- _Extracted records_

[start]

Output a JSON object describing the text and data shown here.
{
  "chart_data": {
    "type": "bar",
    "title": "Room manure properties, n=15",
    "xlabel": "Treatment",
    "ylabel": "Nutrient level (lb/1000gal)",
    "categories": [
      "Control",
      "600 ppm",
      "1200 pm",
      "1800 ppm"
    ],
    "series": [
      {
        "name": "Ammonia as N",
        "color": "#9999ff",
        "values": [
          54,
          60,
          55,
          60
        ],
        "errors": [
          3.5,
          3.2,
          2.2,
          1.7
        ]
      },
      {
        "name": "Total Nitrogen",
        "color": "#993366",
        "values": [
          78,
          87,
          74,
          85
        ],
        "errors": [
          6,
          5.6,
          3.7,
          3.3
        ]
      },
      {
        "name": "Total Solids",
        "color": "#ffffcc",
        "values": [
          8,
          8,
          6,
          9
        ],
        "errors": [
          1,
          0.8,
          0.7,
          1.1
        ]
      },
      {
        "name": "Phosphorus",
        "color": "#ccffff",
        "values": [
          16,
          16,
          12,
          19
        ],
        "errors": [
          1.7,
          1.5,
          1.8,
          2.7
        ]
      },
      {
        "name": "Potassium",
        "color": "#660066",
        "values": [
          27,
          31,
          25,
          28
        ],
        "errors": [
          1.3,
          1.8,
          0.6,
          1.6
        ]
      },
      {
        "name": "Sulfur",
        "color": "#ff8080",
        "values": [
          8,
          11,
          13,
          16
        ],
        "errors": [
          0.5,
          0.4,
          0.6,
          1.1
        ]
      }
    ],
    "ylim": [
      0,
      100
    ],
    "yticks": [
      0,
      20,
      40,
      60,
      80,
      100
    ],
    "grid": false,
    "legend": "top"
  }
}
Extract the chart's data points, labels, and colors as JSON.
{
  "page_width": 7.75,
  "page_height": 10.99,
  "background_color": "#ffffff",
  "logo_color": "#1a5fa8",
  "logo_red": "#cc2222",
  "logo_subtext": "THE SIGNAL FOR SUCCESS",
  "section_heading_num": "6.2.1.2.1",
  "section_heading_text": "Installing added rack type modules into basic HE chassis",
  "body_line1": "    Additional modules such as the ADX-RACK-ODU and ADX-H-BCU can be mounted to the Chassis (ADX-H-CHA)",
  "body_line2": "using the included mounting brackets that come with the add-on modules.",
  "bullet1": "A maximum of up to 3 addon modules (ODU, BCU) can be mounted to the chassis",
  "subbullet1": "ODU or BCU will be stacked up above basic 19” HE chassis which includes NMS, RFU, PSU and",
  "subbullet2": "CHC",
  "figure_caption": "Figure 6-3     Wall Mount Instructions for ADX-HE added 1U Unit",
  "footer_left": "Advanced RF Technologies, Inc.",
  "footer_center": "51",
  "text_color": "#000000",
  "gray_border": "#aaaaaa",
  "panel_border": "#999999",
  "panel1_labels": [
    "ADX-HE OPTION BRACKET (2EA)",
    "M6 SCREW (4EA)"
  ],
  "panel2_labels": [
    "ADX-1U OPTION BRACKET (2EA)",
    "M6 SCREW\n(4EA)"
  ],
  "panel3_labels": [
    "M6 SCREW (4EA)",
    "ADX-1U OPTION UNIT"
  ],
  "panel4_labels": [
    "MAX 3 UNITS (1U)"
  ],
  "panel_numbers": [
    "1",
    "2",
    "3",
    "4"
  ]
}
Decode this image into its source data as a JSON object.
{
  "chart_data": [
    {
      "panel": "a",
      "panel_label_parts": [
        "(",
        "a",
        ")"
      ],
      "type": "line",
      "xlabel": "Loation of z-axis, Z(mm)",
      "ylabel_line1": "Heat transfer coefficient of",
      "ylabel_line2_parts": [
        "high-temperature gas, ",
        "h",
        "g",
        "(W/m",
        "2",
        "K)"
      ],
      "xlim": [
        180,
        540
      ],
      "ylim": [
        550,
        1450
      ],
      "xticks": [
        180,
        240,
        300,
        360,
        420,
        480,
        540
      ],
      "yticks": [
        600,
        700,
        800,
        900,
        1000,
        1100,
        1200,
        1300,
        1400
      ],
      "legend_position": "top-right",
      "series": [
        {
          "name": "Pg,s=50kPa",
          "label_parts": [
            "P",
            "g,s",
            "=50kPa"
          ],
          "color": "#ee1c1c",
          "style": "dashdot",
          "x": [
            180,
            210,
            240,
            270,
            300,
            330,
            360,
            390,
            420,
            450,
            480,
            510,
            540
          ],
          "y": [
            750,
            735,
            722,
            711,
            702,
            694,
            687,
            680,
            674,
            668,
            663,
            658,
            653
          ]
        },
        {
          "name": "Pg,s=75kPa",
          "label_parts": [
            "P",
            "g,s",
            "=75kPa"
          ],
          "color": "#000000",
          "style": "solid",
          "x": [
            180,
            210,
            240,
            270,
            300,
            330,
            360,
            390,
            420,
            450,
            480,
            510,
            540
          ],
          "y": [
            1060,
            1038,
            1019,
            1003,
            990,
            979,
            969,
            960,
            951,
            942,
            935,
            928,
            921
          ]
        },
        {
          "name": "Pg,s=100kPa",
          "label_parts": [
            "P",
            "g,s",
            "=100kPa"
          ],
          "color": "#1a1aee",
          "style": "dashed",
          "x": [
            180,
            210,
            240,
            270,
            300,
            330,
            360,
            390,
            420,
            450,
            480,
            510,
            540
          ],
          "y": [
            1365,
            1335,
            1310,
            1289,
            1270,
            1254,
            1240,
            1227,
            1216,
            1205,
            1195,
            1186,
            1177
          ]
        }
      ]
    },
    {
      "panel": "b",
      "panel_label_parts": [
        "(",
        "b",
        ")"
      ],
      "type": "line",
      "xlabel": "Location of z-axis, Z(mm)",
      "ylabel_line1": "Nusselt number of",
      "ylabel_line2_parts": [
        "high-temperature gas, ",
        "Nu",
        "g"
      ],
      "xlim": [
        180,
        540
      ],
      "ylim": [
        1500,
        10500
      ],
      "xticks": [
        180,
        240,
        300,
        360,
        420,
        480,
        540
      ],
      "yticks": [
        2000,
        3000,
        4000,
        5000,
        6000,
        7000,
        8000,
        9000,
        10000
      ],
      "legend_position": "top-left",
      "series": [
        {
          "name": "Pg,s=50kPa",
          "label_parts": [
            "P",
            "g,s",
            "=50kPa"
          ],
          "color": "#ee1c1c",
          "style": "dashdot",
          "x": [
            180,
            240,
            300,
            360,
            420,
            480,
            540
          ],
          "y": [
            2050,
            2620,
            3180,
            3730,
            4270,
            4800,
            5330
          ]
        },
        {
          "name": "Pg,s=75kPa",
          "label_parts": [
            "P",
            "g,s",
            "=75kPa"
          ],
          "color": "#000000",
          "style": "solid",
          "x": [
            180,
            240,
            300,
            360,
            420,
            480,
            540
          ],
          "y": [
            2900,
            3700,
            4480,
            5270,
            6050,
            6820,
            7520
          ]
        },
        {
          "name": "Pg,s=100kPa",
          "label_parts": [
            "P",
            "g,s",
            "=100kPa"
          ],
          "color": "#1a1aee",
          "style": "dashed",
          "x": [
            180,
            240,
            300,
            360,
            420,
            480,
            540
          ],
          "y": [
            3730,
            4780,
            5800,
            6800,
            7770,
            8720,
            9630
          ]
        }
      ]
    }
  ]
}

[end]

- _YOUR INSTRUCTIONS_
Nothing should be left out: return all of the records exactly.

- _SOLUTION FOR THIS TASK_
Output a JSON object describing the text and data shown here.
{
  "chart_data": {
    "type": "bar",
    "title": "Room manure properties, n=15",
    "xlabel": "Treatment",
    "ylabel": "Nutrient level (lb/1000gal)",
    "categories": [
      "Control",
      "600 ppm",
      "1200 pm",
      "1800 ppm"
    ],
    "series": [
      {
        "name": "Ammonia as N",
        "color": "#9999ff",
        "values": [
          54,
          60,
          55,
          60
        ],
        "errors": [
          3.5,
          3.2,
          2.2,
          1.7
        ]
      },
      {
        "name": "Total Nitrogen",
        "color": "#993366",
        "values": [
          78,
          87,
          74,
          85
        ],
        "errors": [
          6,
          5.6,
          3.7,
          3.3
        ]
      },
      {
        "name": "Total Solids",
        "color": "#ffffcc",
        "values": [
          8,
          8,
          6,
          9
        ],
        "errors": [
          1,
          0.8,
          0.7,
          1.1
        ]
      },
      {
        "name": "Phosphorus",
        "color": "#ccffff",
        "values": [
          16,
          16,
          12,
          19
        ],
        "errors": [
          1.7,
          1.5,
          1.8,
          2.7
        ]
      },
      {
        "name": "Potassium",
        "color": "#660066",
        "values": [
          27,
          31,
          25,
          28
        ],
        "errors": [
          1.3,
          1.8,
          0.6,
          1.6
        ]
      },
      {
        "name": "Sulfur",
        "color": "#ff8080",
        "values": [
          8,
          11,
          13,
          16
        ],
        "errors": [
          0.5,
          0.4,
          0.6,
          1.1
        ]
      }
    ],
    "ylim": [
      0,
      100
    ],
    "yticks": [
      0,
      20,
      40,
      60,
      80,
      100
    ],
    "grid": false,
    "legend": "top"
  }
}
Extract the chart's data points, labels, and colors as JSON.
{
  "page_width": 7.75,
  "page_height": 10.99,
  "background_color": "#ffffff",
  "logo_color": "#1a5fa8",
  "logo_red": "#cc2222",
  "logo_subtext": "THE SIGNAL FOR SUCCESS",
  "section_heading_num": "6.2.1.2.1",
  "section_heading_text": "Installing added rack type modules into basic HE chassis",
  "body_line1": "    Additional modules such as the ADX-RACK-ODU and ADX-H-BCU can be mounted to the Chassis (ADX-H-CHA)",
  "body_line2": "using the included mounting brackets that come with the add-on modules.",
  "bullet1": "A maximum of up to 3 addon modules (ODU, BCU) can be mounted to the chassis",
  "subbullet1": "ODU or BCU will be stacked up above basic 19” HE chassis which includes NMS, RFU, PSU and",
  "subbullet2": "CHC",
  "figure_caption": "Figure 6-3     Wall Mount Instructions for ADX-HE added 1U Unit",
  "footer_left": "Advanced RF Technologies, Inc.",
  "footer_center": "51",
  "text_color": "#000000",
  "gray_border": "#aaaaaa",
  "panel_border": "#999999",
  "panel1_labels": [
    "ADX-HE OPTION BRACKET (2EA)",
    "M6 SCREW (4EA)"
  ],
  "panel2_labels": [
    "ADX-1U OPTION BRACKET (2EA)",
    "M6 SCREW\n(4EA)"
  ],
  "panel3_labels": [
    "M6 SCREW (4EA)",
    "ADX-1U OPTION UNIT"
  ],
  "panel4_labels": [
    "MAX 3 UNITS (1U)"
  ],
  "panel_numbers": [
    "1",
    "2",
    "3",
    "4"
  ]
}
Decode this image into its source data as a JSON object.
{
  "chart_data": [
    {
      "panel": "a",
      "panel_label_parts": [
        "(",
        "a",
        ")"
      ],
      "type": "line",
      "xlabel": "Loation of z-axis, Z(mm)",
      "ylabel_line1": "Heat transfer coefficient of",
      "ylabel_line2_parts": [
        "high-temperature gas, ",
        "h",
        "g",
        "(W/m",
        "2",
        "K)"
      ],
      "xlim": [
        180,
        540
      ],
      "ylim": [
        550,
        1450
      ],
      "xticks": [
        180,
        240,
        300,
        360,
        420,
        480,
        540
      ],
      "yticks": [
        600,
        700,
        800,
        900,
        1000,
        1100,
        1200,
        1300,
        1400
      ],
      "legend_position": "top-right",
      "series": [
        {
          "name": "Pg,s=50kPa",
          "label_parts": [
            "P",
            "g,s",
            "=50kPa"
          ],
          "color": "#ee1c1c",
          "style": "dashdot",
          "x": [
            180,
            210,
            240,
            270,
            300,
            330,
            360,
            390,
            420,
            450,
            480,
            510,
            540
          ],
          "y": [
            750,
            735,
            722,
            711,
            702,
            694,
            687,
            680,
            674,
            668,
            663,
            658,
            653
          ]
        },
        {
          "name": "Pg,s=75kPa",
          "label_parts": [
            "P",
            "g,s",
            "=75kPa"
          ],
          "color": "#000000",
          "style": "solid",
          "x": [
            180,
            210,
            240,
            270,
            300,
            330,
            360,
            390,
            420,
            450,
            480,
            510,
            540
          ],
          "y": [
            1060,
            1038,
            1019,
            1003,
            990,
            979,
            969,
            960,
            951,
            942,
            935,
            928,
            921
          ]
        },
        {
          "name": "Pg,s=100kPa",
          "label_parts": [
            "P",
            "g,s",
            "=100kPa"
          ],
          "color": "#1a1aee",
          "style": "dashed",
          "x": [
            180,
            210,
            240,
            270,
            300,
            330,
            360,
            390,
            420,
            450,
            480,
            510,
            540
          ],
          "y": [
            1365,
            1335,
            1310,
            1289,
            1270,
            1254,
            1240,
            1227,
            1216,
            1205,
            1195,
            1186,
            1177
          ]
        }
      ]
    },
    {
      "panel": "b",
      "panel_label_parts": [
        "(",
        "b",
        ")"
      ],
      "type": "line",
      "xlabel": "Location of z-axis, Z(mm)",
      "ylabel_line1": "Nusselt number of",
      "ylabel_line2_parts": [
        "high-temperature gas, ",
        "Nu",
        "g"
      ],
      "xlim": [
        180,
        540
      ],
      "ylim": [
        1500,
        10500
      ],
      "xticks": [
        180,
        240,
        300,
        360,
        420,
        480,
        540
      ],
      "yticks": [
        2000,
        3000,
        4000,
        5000,
        6000,
        7000,
        8000,
        9000,
        10000
      ],
      "legend_position": "top-left",
      "series": [
        {
          "name": "Pg,s=50kPa",
          "label_parts": [
            "P",
            "g,s",
            "=50kPa"
          ],
          "color": "#ee1c1c",
          "style": "dashdot",
          "x": [
            180,
            240,
            300,
            360,
            420,
            480,
            540
          ],
          "y": [
            2050,
            2620,
            3180,
            3730,
            4270,
            4800,
            5330
          ]
        },
        {
          "name": "Pg,s=75kPa",
          "label_parts": [
            "P",
            "g,s",
            "=75kPa"
          ],
          "color": "#000000",
          "style": "solid",
          "x": [
            180,
            240,
            300,
            360,
            420,
            480,
            540
          ],
          "y": [
            2900,
            3700,
            4480,
            5270,
            6050,
            6820,
            7520
          ]
        },
        {
          "name": "Pg,s=100kPa",
          "label_parts": [
            "P",
            "g,s",
            "=100kPa"
          ],
          "color": "#1a1aee",
          "style": "dashed",
          "x": [
            180,
            240,
            300,
            360,
            420,
            480,
            540
          ],
          "y": [
            3730,
            4780,
            5800,
            6800,
            7770,
            8720,
            9630
          ]
        }
      ]
    }
  ]
}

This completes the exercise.